───── Records supplied
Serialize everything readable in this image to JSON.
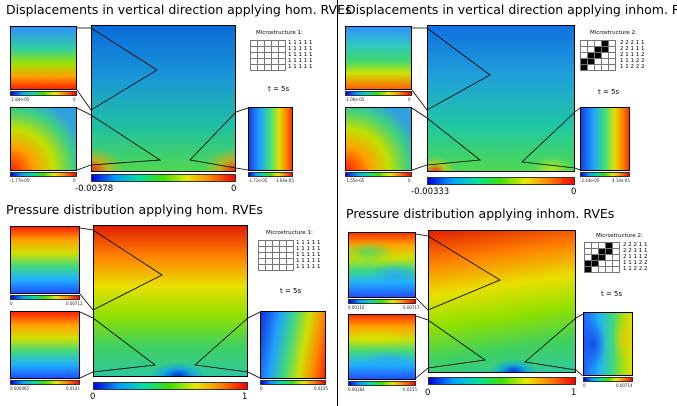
{
  "panels": {
    "tl": {
      "title": "Displacements in vertical direction applying hom. RVEs",
      "micro_label": "Microstructure 1:",
      "grid": [
        "",
        "",
        "",
        "",
        "",
        "",
        "",
        "",
        "",
        "",
        "",
        "",
        "",
        "",
        "",
        "",
        "",
        "",
        "",
        "",
        "",
        "",
        "",
        "",
        ""
      ],
      "matrix": [
        "1 1 1 1 1",
        "1 1 1 1 1",
        "1 1 1 1 1",
        "1 1 1 1 1",
        "1 1 1 1 1"
      ],
      "time": "t = 5s",
      "main_min": "-0.00378",
      "main_max": "0",
      "rve_top_min": "-1.84e-05",
      "rve_top_max": "0",
      "rve_bl_min": "-1.77e-05",
      "rve_bl_max": "0",
      "rve_br_min": "-1.71e-05",
      "rve_br_max": "3.64e-05"
    },
    "tr": {
      "title": "Displacements in vertical direction applying inhom. RVEs",
      "micro_label": "Microstructure 2:",
      "grid": [
        "",
        "",
        "",
        "b",
        "",
        "",
        "",
        "b",
        "b",
        "",
        "",
        "b",
        "b",
        "",
        "",
        "b",
        "b",
        "",
        "",
        "",
        "b",
        "",
        "",
        "",
        ""
      ],
      "matrix": [
        "2 2 2 1 1",
        "2 2 1 1 1",
        "2 1 1 1 2",
        "1 1 1 2 2",
        "1 1 2 2 2"
      ],
      "time": "t = 5s",
      "main_min": "-0.00333",
      "main_max": "0",
      "rve_top_min": "-1.06e-05",
      "rve_top_max": "0",
      "rve_bl_min": "-1.55e-05",
      "rve_bl_max": "0",
      "rve_br_min": "-2.44e-05",
      "rve_br_max": "4.14e-05"
    },
    "bl": {
      "title": "Pressure distribution applying hom. RVEs",
      "micro_label": "Microstructure 1:",
      "grid": [
        "",
        "",
        "",
        "",
        "",
        "",
        "",
        "",
        "",
        "",
        "",
        "",
        "",
        "",
        "",
        "",
        "",
        "",
        "",
        "",
        "",
        "",
        "",
        "",
        ""
      ],
      "matrix": [
        "1 1 1 1 1",
        "1 1 1 1 1",
        "1 1 1 1 1",
        "1 1 1 1 1",
        "1 1 1 1 1"
      ],
      "time": "t = 5s",
      "main_min": "0",
      "main_max": "1",
      "rve_top_min": "0",
      "rve_top_max": "0.00712",
      "rve_bl_min": "0.000465",
      "rve_bl_max": "0.0141",
      "rve_br_min": "0",
      "rve_br_max": "0.0135"
    },
    "br": {
      "title": "Pressure distribution applying inhom. RVEs",
      "micro_label": "Microstructure 2:",
      "grid": [
        "",
        "",
        "",
        "b",
        "",
        "",
        "",
        "b",
        "b",
        "",
        "",
        "b",
        "b",
        "",
        "",
        "b",
        "b",
        "",
        "",
        "",
        "b",
        "",
        "",
        "",
        ""
      ],
      "matrix": [
        "2 2 2 1 1",
        "2 2 1 1 1",
        "2 1 1 1 2",
        "1 1 1 2 2",
        "1 1 2 2 2"
      ],
      "time": "t = 5s",
      "main_min": "0",
      "main_max": "1",
      "rve_top_min": "0.00116",
      "rve_top_max": "0.00717",
      "rve_bl_min": "0.00184",
      "rve_bl_max": "0.0155",
      "rve_br_min": "0",
      "rve_br_max": "0.00714"
    }
  }
}
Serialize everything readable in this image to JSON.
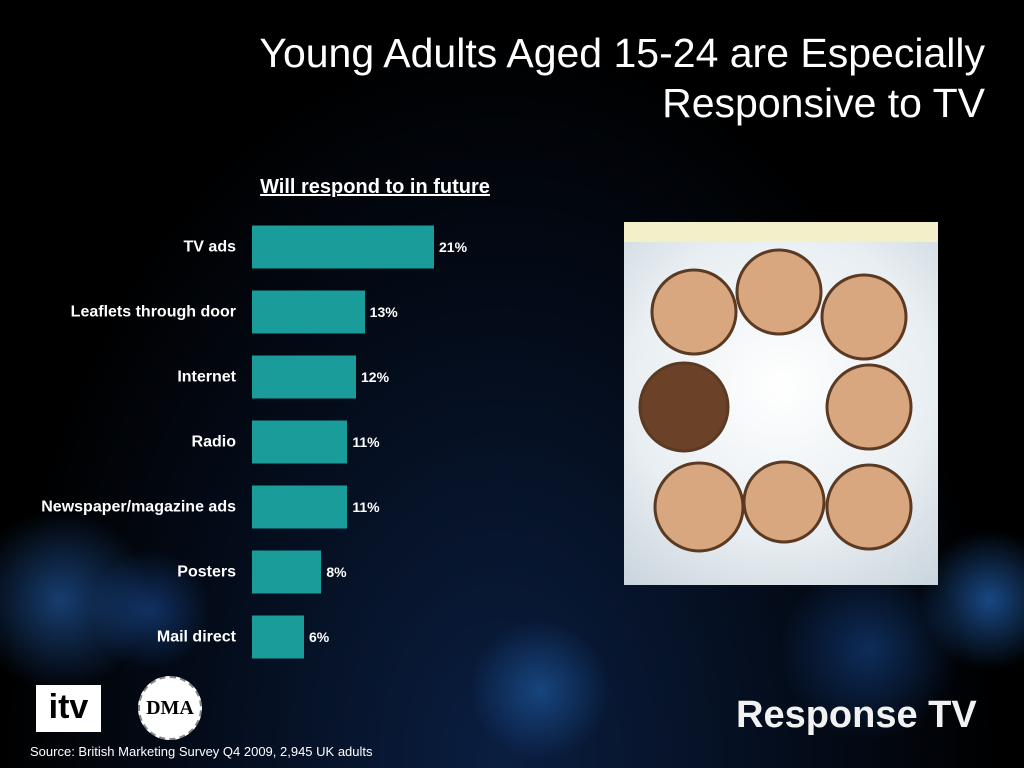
{
  "slide_title": "Young Adults Aged 15-24 are Especially Responsive to TV",
  "source": "Source: British Marketing Survey Q4 2009, 2,945 UK adults",
  "logos": {
    "itv": "itv",
    "dma": "DMA",
    "brand": "Response TV"
  },
  "chart_data": {
    "type": "bar",
    "orientation": "horizontal",
    "title": "Will respond to in future",
    "categories": [
      "TV ads",
      "Leaflets through door",
      "Internet",
      "Radio",
      "Newspaper/magazine ads",
      "Posters",
      "Mail direct"
    ],
    "values": [
      21,
      13,
      12,
      11,
      11,
      8,
      6
    ],
    "value_labels": [
      "21%",
      "13%",
      "12%",
      "11%",
      "11%",
      "8%",
      "6%"
    ],
    "color": "#1a9c9a"
  }
}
──────────
* Given problem
Look through the records and gather each line with the word "inhom".

* Task solution
      "title": "Displacements in vertical direction applying inhom. RVEs",
      "title": "Pressure distribution applying inhom. RVEs",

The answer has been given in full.